Task objective:
Copy out all of the material exactly.

Data to use:
::::::::
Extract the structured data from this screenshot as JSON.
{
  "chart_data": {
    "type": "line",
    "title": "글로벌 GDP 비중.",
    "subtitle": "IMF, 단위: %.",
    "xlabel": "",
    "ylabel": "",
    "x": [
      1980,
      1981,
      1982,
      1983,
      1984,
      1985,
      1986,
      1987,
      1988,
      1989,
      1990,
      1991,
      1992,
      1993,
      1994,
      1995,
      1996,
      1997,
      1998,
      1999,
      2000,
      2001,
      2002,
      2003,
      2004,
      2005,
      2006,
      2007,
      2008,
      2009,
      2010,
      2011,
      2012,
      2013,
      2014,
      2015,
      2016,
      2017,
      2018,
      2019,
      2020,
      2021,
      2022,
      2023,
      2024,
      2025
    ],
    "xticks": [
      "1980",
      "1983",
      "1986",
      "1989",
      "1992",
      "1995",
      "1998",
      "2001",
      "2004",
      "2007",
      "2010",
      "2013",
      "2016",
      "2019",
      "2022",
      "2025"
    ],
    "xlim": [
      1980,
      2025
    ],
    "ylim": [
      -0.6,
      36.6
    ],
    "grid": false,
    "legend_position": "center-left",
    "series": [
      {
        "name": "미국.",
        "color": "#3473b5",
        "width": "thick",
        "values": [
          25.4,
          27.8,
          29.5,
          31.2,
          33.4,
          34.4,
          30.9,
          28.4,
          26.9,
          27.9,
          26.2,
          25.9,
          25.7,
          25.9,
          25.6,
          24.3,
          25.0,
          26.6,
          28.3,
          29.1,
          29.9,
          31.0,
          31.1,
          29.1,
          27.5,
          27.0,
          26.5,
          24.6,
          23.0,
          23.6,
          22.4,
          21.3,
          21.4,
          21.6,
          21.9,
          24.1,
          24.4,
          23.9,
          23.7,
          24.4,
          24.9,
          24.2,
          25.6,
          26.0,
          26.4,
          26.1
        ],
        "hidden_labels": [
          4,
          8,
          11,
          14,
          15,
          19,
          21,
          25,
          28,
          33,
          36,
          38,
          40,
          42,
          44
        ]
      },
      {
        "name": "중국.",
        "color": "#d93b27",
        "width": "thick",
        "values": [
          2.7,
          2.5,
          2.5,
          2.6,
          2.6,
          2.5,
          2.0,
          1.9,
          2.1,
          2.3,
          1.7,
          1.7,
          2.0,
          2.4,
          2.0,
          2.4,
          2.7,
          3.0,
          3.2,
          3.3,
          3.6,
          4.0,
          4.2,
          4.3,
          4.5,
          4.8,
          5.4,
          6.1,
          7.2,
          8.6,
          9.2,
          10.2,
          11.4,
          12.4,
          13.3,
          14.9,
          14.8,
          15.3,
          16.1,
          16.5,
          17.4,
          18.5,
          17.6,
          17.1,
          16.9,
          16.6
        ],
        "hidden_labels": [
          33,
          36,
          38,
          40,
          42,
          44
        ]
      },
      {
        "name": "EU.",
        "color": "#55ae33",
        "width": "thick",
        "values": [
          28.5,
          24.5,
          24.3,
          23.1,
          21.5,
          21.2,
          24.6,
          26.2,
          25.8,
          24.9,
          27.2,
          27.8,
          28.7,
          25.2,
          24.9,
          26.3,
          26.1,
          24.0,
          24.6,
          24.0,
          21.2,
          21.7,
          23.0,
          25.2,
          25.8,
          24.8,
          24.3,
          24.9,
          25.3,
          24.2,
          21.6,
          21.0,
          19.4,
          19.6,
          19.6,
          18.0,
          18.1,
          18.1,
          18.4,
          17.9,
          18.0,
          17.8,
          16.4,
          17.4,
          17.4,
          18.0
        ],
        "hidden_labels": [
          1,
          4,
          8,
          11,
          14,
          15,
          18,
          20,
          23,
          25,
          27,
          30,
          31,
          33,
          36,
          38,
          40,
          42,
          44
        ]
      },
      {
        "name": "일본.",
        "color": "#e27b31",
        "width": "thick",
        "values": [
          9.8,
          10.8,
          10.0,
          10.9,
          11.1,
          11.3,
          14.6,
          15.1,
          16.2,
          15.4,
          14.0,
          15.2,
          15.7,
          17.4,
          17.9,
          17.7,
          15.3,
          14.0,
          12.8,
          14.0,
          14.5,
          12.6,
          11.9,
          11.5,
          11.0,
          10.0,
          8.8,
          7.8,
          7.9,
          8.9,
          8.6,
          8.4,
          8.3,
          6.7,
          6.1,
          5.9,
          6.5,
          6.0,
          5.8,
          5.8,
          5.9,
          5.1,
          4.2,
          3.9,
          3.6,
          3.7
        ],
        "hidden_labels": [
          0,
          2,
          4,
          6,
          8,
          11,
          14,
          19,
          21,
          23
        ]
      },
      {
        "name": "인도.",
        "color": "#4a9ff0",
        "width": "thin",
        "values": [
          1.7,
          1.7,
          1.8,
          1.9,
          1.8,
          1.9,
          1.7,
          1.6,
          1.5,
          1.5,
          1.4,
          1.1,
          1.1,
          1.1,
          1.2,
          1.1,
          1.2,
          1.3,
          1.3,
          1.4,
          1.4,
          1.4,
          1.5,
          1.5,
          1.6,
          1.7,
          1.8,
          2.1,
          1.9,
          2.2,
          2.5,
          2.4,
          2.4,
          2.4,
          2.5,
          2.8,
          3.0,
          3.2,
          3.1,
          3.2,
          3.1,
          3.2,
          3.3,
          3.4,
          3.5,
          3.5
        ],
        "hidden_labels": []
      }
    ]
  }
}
::::::::
Solution below:
Extract the structured data from this screenshot as JSON.
{
  "chart_data": {
    "type": "line",
    "title": "글로벌 GDP 비중.",
    "subtitle": "IMF, 단위: %.",
    "xlabel": "",
    "ylabel": "",
    "x": [
      1980,
      1981,
      1982,
      1983,
      1984,
      1985,
      1986,
      1987,
      1988,
      1989,
      1990,
      1991,
      1992,
      1993,
      1994,
      1995,
      1996,
      1997,
      1998,
      1999,
      2000,
      2001,
      2002,
      2003,
      2004,
      2005,
      2006,
      2007,
      2008,
      2009,
      2010,
      2011,
      2012,
      2013,
      2014,
      2015,
      2016,
      2017,
      2018,
      2019,
      2020,
      2021,
      2022,
      2023,
      2024,
      2025
    ],
    "xticks": [
      "1980",
      "1983",
      "1986",
      "1989",
      "1992",
      "1995",
      "1998",
      "2001",
      "2004",
      "2007",
      "2010",
      "2013",
      "2016",
      "2019",
      "2022",
      "2025"
    ],
    "xlim": [
      1980,
      2025
    ],
    "ylim": [
      -0.6,
      36.6
    ],
    "grid": false,
    "legend_position": "center-left",
    "series": [
      {
        "name": "미국.",
        "color": "#3473b5",
        "width": "thick",
        "values": [
          25.4,
          27.8,
          29.5,
          31.2,
          33.4,
          34.4,
          30.9,
          28.4,
          26.9,
          27.9,
          26.2,
          25.9,
          25.7,
          25.9,
          25.6,
          24.3,
          25.0,
          26.6,
          28.3,
          29.1,
          29.9,
          31.0,
          31.1,
          29.1,
          27.5,
          27.0,
          26.5,
          24.6,
          23.0,
          23.6,
          22.4,
          21.3,
          21.4,
          21.6,
          21.9,
          24.1,
          24.4,
          23.9,
          23.7,
          24.4,
          24.9,
          24.2,
          25.6,
          26.0,
          26.4,
          26.1
        ],
        "hidden_labels": [
          4,
          8,
          11,
          14,
          15,
          19,
          21,
          25,
          28,
          33,
          36,
          38,
          40,
          42,
          44
        ]
      },
      {
        "name": "중국.",
        "color": "#d93b27",
        "width": "thick",
        "values": [
          2.7,
          2.5,
          2.5,
          2.6,
          2.6,
          2.5,
          2.0,
          1.9,
          2.1,
          2.3,
          1.7,
          1.7,
          2.0,
          2.4,
          2.0,
          2.4,
          2.7,
          3.0,
          3.2,
          3.3,
          3.6,
          4.0,
          4.2,
          4.3,
          4.5,
          4.8,
          5.4,
          6.1,
          7.2,
          8.6,
          9.2,
          10.2,
          11.4,
          12.4,
          13.3,
          14.9,
          14.8,
          15.3,
          16.1,
          16.5,
          17.4,
          18.5,
          17.6,
          17.1,
          16.9,
          16.6
        ],
        "hidden_labels": [
          33,
          36,
          38,
          40,
          42,
          44
        ]
      },
      {
        "name": "EU.",
        "color": "#55ae33",
        "width": "thick",
        "values": [
          28.5,
          24.5,
          24.3,
          23.1,
          21.5,
          21.2,
          24.6,
          26.2,
          25.8,
          24.9,
          27.2,
          27.8,
          28.7,
          25.2,
          24.9,
          26.3,
          26.1,
          24.0,
          24.6,
          24.0,
          21.2,
          21.7,
          23.0,
          25.2,
          25.8,
          24.8,
          24.3,
          24.9,
          25.3,
          24.2,
          21.6,
          21.0,
          19.4,
          19.6,
          19.6,
          18.0,
          18.1,
          18.1,
          18.4,
          17.9,
          18.0,
          17.8,
          16.4,
          17.4,
          17.4,
          18.0
        ],
        "hidden_labels": [
          1,
          4,
          8,
          11,
          14,
          15,
          18,
          20,
          23,
          25,
          27,
          30,
          31,
          33,
          36,
          38,
          40,
          42,
          44
        ]
      },
      {
        "name": "일본.",
        "color": "#e27b31",
        "width": "thick",
        "values": [
          9.8,
          10.8,
          10.0,
          10.9,
          11.1,
          11.3,
          14.6,
          15.1,
          16.2,
          15.4,
          14.0,
          15.2,
          15.7,
          17.4,
          17.9,
          17.7,
          15.3,
          14.0,
          12.8,
          14.0,
          14.5,
          12.6,
          11.9,
          11.5,
          11.0,
          10.0,
          8.8,
          7.8,
          7.9,
          8.9,
          8.6,
          8.4,
          8.3,
          6.7,
          6.1,
          5.9,
          6.5,
          6.0,
          5.8,
          5.8,
          5.9,
          5.1,
          4.2,
          3.9,
          3.6,
          3.7
        ],
        "hidden_labels": [
          0,
          2,
          4,
          6,
          8,
          11,
          14,
          19,
          21,
          23
        ]
      },
      {
        "name": "인도.",
        "color": "#4a9ff0",
        "width": "thin",
        "values": [
          1.7,
          1.7,
          1.8,
          1.9,
          1.8,
          1.9,
          1.7,
          1.6,
          1.5,
          1.5,
          1.4,
          1.1,
          1.1,
          1.1,
          1.2,
          1.1,
          1.2,
          1.3,
          1.3,
          1.4,
          1.4,
          1.4,
          1.5,
          1.5,
          1.6,
          1.7,
          1.8,
          2.1,
          1.9,
          2.2,
          2.5,
          2.4,
          2.4,
          2.4,
          2.5,
          2.8,
          3.0,
          3.2,
          3.1,
          3.2,
          3.1,
          3.2,
          3.3,
          3.4,
          3.5,
          3.5
        ],
        "hidden_labels": []
      }
    ]
  }
}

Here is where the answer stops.